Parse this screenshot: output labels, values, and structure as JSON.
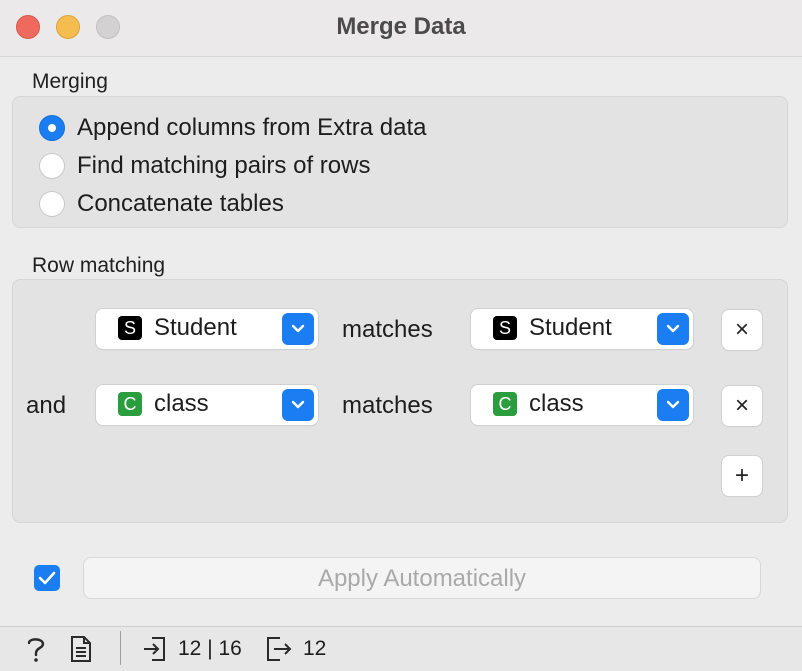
{
  "window": {
    "title": "Merge Data",
    "traffic_lights": {
      "close_color": "#ee6a5e",
      "minimize_color": "#f5bd4f",
      "zoom_color": "#d3d1d2"
    }
  },
  "merging": {
    "section_label": "Merging",
    "options": [
      {
        "label": "Append columns from Extra data",
        "checked": true
      },
      {
        "label": "Find matching pairs of rows",
        "checked": false
      },
      {
        "label": "Concatenate tables",
        "checked": false
      }
    ]
  },
  "row_matching": {
    "section_label": "Row matching",
    "connector_word": "and",
    "matches_word": "matches",
    "rows": [
      {
        "left": {
          "type_letter": "S",
          "type_color": "#000000",
          "value": "Student"
        },
        "right": {
          "type_letter": "S",
          "type_color": "#000000",
          "value": "Student"
        },
        "remove_label": "×"
      },
      {
        "left": {
          "type_letter": "C",
          "type_color": "#2a9d3f",
          "value": "class"
        },
        "right": {
          "type_letter": "C",
          "type_color": "#2a9d3f",
          "value": "class"
        },
        "remove_label": "×"
      }
    ],
    "add_label": "+"
  },
  "apply": {
    "checkbox_checked": true,
    "button_label": "Apply Automatically"
  },
  "statusbar": {
    "help_icon": "help-icon",
    "report_icon": "report-icon",
    "input_icon": "input-icon",
    "input_counts": "12 | 16",
    "output_icon": "output-icon",
    "output_count": "12"
  },
  "colors": {
    "accent": "#1a7df2"
  }
}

| INSTRUCTIONS FOR THE TASK |
Set down all the entries exactly as they appear, but skip any pictures.

| FULL RESPONSE |
Parse this screenshot: output labels, values, and structure as JSON.
{
  "window": {
    "title": "Merge Data",
    "traffic_lights": {
      "close_color": "#ee6a5e",
      "minimize_color": "#f5bd4f",
      "zoom_color": "#d3d1d2"
    }
  },
  "merging": {
    "section_label": "Merging",
    "options": [
      {
        "label": "Append columns from Extra data",
        "checked": true
      },
      {
        "label": "Find matching pairs of rows",
        "checked": false
      },
      {
        "label": "Concatenate tables",
        "checked": false
      }
    ]
  },
  "row_matching": {
    "section_label": "Row matching",
    "connector_word": "and",
    "matches_word": "matches",
    "rows": [
      {
        "left": {
          "type_letter": "S",
          "type_color": "#000000",
          "value": "Student"
        },
        "right": {
          "type_letter": "S",
          "type_color": "#000000",
          "value": "Student"
        },
        "remove_label": "×"
      },
      {
        "left": {
          "type_letter": "C",
          "type_color": "#2a9d3f",
          "value": "class"
        },
        "right": {
          "type_letter": "C",
          "type_color": "#2a9d3f",
          "value": "class"
        },
        "remove_label": "×"
      }
    ],
    "add_label": "+"
  },
  "apply": {
    "checkbox_checked": true,
    "button_label": "Apply Automatically"
  },
  "statusbar": {
    "help_icon": "help-icon",
    "report_icon": "report-icon",
    "input_icon": "input-icon",
    "input_counts": "12 | 16",
    "output_icon": "output-icon",
    "output_count": "12"
  },
  "colors": {
    "accent": "#1a7df2"
  }
}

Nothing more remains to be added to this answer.